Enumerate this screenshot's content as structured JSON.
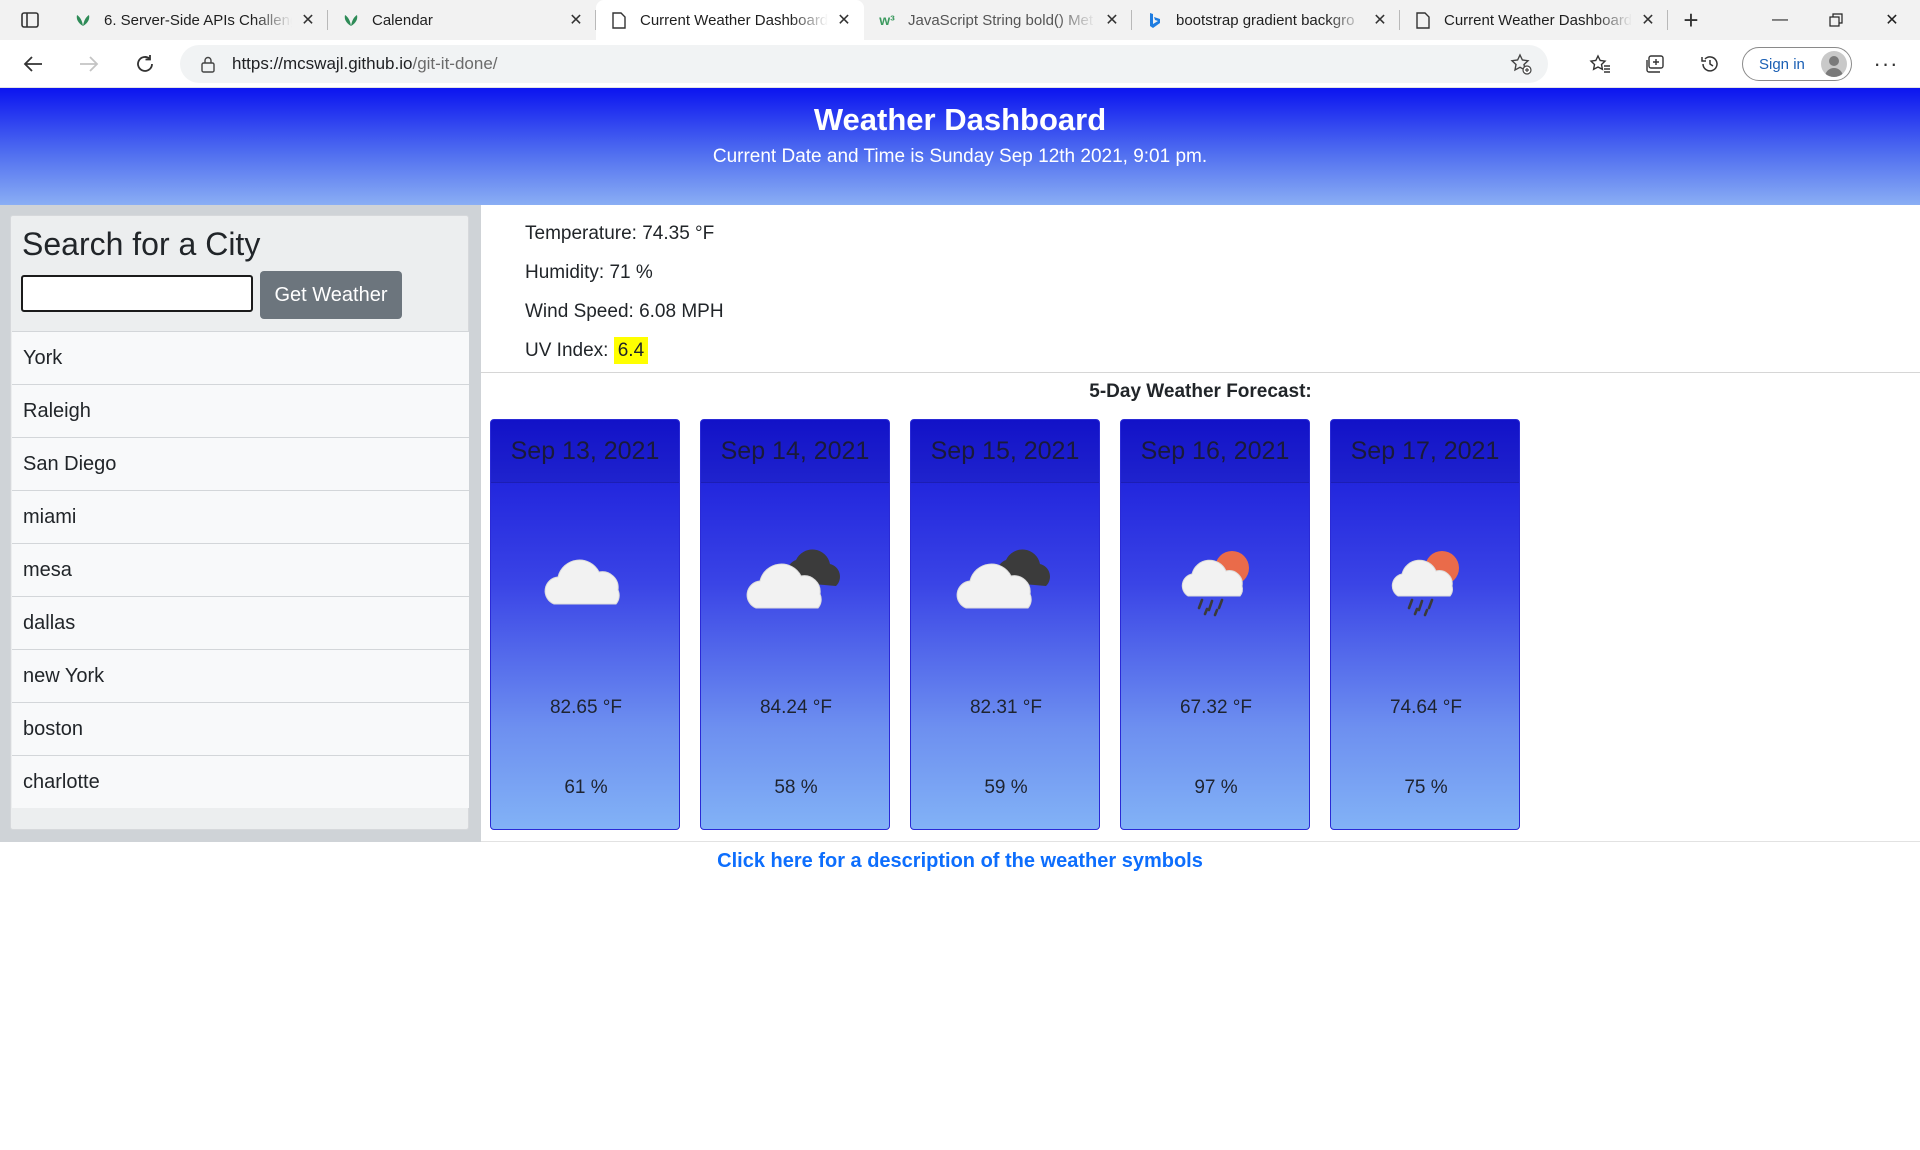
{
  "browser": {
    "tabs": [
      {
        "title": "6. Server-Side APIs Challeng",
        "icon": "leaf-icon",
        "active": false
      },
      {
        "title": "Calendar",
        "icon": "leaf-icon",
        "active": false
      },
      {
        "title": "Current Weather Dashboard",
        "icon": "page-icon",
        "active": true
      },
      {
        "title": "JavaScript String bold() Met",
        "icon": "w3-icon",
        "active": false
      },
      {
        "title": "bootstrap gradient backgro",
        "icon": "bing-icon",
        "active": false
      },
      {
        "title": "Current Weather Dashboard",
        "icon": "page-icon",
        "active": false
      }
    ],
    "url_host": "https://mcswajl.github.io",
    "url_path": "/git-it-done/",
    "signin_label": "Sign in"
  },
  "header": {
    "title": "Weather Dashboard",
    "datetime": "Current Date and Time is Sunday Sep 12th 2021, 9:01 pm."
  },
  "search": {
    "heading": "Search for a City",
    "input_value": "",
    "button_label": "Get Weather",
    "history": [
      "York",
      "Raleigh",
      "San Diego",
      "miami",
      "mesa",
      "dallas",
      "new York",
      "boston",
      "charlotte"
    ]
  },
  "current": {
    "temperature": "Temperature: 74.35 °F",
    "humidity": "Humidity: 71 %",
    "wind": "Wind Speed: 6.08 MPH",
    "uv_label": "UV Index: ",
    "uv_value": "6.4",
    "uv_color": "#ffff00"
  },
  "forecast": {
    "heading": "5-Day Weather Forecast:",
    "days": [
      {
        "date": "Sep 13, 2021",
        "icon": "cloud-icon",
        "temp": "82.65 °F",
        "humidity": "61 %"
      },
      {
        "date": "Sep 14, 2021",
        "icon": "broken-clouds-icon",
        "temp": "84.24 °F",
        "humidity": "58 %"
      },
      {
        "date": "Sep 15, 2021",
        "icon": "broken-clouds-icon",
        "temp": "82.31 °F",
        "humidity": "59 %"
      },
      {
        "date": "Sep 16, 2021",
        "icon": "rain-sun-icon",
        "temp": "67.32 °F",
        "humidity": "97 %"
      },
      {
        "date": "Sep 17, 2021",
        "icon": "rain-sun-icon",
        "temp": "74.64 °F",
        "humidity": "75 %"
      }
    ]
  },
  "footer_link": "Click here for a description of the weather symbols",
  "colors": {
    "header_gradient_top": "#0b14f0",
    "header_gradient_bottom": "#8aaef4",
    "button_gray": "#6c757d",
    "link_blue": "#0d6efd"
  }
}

--

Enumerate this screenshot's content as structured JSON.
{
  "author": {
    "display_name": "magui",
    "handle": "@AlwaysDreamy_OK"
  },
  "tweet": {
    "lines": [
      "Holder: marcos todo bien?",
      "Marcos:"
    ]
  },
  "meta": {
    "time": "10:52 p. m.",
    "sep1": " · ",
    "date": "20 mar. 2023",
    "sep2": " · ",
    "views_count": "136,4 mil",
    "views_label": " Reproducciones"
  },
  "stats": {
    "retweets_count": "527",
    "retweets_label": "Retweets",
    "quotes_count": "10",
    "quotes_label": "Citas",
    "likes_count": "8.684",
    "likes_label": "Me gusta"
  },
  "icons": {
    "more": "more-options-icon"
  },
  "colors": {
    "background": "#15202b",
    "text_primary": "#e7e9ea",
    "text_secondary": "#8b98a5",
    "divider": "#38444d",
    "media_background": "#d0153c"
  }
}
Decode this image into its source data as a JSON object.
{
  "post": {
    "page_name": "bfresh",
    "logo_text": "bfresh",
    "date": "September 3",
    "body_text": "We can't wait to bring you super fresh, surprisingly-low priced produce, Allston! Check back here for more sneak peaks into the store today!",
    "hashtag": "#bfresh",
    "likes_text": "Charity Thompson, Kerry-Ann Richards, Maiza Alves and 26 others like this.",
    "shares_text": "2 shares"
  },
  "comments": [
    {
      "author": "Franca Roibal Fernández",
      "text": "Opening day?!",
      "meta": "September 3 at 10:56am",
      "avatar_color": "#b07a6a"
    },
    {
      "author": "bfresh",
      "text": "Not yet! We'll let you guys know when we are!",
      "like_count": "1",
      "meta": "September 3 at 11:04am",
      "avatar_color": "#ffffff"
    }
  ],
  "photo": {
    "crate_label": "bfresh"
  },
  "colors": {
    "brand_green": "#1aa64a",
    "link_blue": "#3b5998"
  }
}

---

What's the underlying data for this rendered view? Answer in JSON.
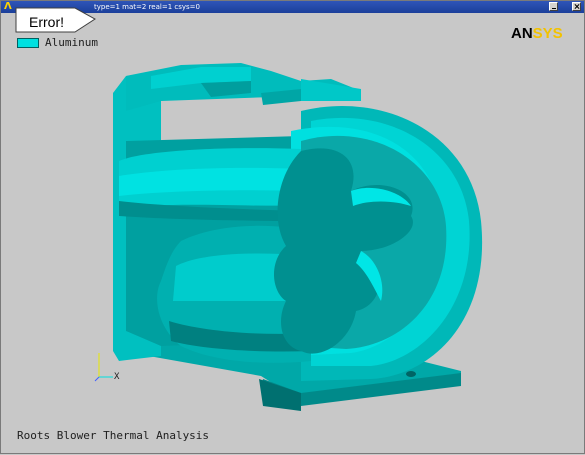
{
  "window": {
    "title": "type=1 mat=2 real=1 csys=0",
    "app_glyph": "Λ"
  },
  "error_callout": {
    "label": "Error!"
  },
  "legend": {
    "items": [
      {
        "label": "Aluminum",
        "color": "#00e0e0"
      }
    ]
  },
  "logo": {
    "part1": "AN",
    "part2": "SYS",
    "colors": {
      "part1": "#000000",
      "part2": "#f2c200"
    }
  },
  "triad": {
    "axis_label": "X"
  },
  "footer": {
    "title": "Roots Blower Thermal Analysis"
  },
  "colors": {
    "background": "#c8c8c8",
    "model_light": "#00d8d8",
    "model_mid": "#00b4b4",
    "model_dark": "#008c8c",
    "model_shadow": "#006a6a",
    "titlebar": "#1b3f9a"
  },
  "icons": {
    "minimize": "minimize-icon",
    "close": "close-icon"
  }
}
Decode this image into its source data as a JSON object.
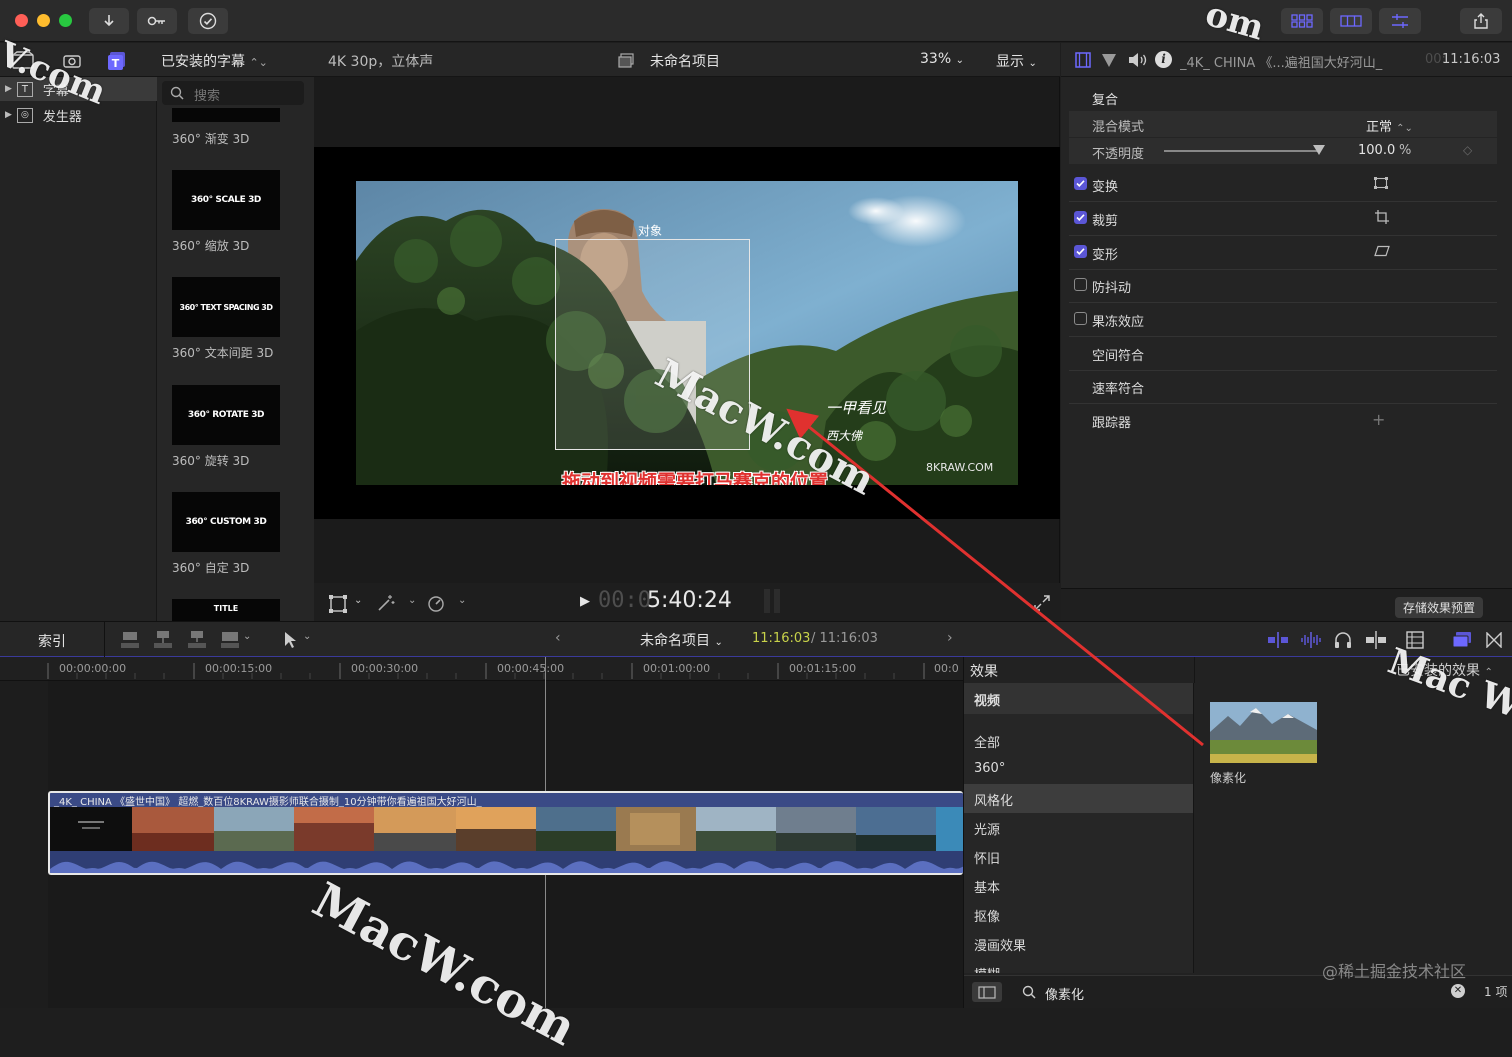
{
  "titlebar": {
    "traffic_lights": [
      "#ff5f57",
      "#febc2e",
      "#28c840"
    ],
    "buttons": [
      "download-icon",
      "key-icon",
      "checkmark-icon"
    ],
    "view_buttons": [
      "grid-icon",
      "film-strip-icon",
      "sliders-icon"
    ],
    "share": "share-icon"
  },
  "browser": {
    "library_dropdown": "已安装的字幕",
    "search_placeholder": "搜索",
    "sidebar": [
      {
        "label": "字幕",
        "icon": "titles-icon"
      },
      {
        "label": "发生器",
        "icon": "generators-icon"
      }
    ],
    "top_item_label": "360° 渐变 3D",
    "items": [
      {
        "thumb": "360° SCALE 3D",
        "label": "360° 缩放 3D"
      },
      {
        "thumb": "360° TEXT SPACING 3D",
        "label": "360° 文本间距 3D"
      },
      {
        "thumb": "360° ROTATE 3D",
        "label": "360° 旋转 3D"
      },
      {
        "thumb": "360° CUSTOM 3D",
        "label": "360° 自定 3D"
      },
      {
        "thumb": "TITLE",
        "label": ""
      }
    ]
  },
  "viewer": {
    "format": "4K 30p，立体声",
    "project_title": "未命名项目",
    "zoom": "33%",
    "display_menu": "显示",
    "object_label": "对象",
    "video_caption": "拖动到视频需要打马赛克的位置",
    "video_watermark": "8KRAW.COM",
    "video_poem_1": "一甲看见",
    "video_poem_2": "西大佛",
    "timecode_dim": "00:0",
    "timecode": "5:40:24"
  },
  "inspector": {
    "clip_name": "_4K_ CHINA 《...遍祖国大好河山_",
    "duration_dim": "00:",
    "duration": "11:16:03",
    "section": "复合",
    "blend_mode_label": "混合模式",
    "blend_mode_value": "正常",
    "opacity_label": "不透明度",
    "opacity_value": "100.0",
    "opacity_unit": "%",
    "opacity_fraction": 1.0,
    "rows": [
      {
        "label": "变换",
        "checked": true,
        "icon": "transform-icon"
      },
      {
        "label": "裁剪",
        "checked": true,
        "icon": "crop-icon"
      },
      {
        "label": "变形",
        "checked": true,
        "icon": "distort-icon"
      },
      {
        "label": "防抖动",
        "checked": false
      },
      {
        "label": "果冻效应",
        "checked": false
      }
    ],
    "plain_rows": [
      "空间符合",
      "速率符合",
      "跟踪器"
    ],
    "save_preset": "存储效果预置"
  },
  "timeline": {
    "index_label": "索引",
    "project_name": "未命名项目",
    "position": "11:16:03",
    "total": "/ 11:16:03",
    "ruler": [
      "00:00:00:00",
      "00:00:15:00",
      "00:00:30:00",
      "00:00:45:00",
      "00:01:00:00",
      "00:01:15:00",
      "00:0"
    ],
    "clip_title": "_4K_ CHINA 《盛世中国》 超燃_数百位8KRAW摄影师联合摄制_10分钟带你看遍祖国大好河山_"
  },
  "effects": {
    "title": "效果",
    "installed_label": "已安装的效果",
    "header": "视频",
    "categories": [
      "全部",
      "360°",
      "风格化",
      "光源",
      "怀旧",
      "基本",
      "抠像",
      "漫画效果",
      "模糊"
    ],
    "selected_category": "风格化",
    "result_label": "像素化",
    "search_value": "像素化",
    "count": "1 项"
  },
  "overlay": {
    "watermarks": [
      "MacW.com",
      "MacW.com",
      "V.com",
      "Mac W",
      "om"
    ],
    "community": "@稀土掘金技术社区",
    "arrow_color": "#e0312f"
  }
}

◆ Description of the task
Select every line of the material above holding the word "here" and copy it.

◆ Exercise answer
  "footer_link": "Click here for a description of the weather symbols",
    "body_text": "We can't wait to bring you super fresh, surprisingly-low priced produce, Allston! Check back here for more sneak peaks into the store today!",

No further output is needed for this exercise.